--- BEGIN Exercise material ---

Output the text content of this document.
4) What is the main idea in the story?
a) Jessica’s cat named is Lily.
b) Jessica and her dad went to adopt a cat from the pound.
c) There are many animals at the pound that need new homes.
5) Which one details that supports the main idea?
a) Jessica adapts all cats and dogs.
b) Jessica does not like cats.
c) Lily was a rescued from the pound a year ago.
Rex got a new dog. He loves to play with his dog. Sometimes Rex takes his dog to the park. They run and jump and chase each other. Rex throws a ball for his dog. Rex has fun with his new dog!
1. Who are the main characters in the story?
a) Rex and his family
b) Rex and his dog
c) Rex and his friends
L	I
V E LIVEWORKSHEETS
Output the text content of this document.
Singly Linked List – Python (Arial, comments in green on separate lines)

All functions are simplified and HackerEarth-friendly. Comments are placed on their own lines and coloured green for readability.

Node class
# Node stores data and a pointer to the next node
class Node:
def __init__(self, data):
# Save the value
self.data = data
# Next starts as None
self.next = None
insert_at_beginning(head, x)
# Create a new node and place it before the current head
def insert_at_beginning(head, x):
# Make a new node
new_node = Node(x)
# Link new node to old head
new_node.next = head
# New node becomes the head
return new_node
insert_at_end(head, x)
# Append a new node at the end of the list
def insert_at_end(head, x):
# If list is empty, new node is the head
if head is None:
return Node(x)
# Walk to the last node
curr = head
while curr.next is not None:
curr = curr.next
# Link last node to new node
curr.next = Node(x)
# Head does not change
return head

--- END Exercise material ---

The data above must be returned in full, exactly as written.

Output the text content of this document.
4) What is the main idea in the story?
a) Jessica’s cat named is Lily.
b) Jessica and her dad went to adopt a cat from the pound.
c) There are many animals at the pound that need new homes.
5) Which one details that supports the main idea?
a) Jessica adapts all cats and dogs.
b) Jessica does not like cats.
c) Lily was a rescued from the pound a year ago.
Rex got a new dog. He loves to play with his dog. Sometimes Rex takes his dog to the park. They run and jump and chase each other. Rex throws a ball for his dog. Rex has fun with his new dog!
1. Who are the main characters in the story?
a) Rex and his family
b) Rex and his dog
c) Rex and his friends
L	I
V E LIVEWORKSHEETS
Output the text content of this document.
Singly Linked List – Python (Arial, comments in green on separate lines)

All functions are simplified and HackerEarth-friendly. Comments are placed on their own lines and coloured green for readability.

Node class
# Node stores data and a pointer to the next node
class Node:
def __init__(self, data):
# Save the value
self.data = data
# Next starts as None
self.next = None
insert_at_beginning(head, x)
# Create a new node and place it before the current head
def insert_at_beginning(head, x):
# Make a new node
new_node = Node(x)
# Link new node to old head
new_node.next = head
# New node becomes the head
return new_node
insert_at_end(head, x)
# Append a new node at the end of the list
def insert_at_end(head, x):
# If list is empty, new node is the head
if head is None:
return Node(x)
# Walk to the last node
curr = head
while curr.next is not None:
curr = curr.next
# Link last node to new node
curr.next = Node(x)
# Head does not change
return head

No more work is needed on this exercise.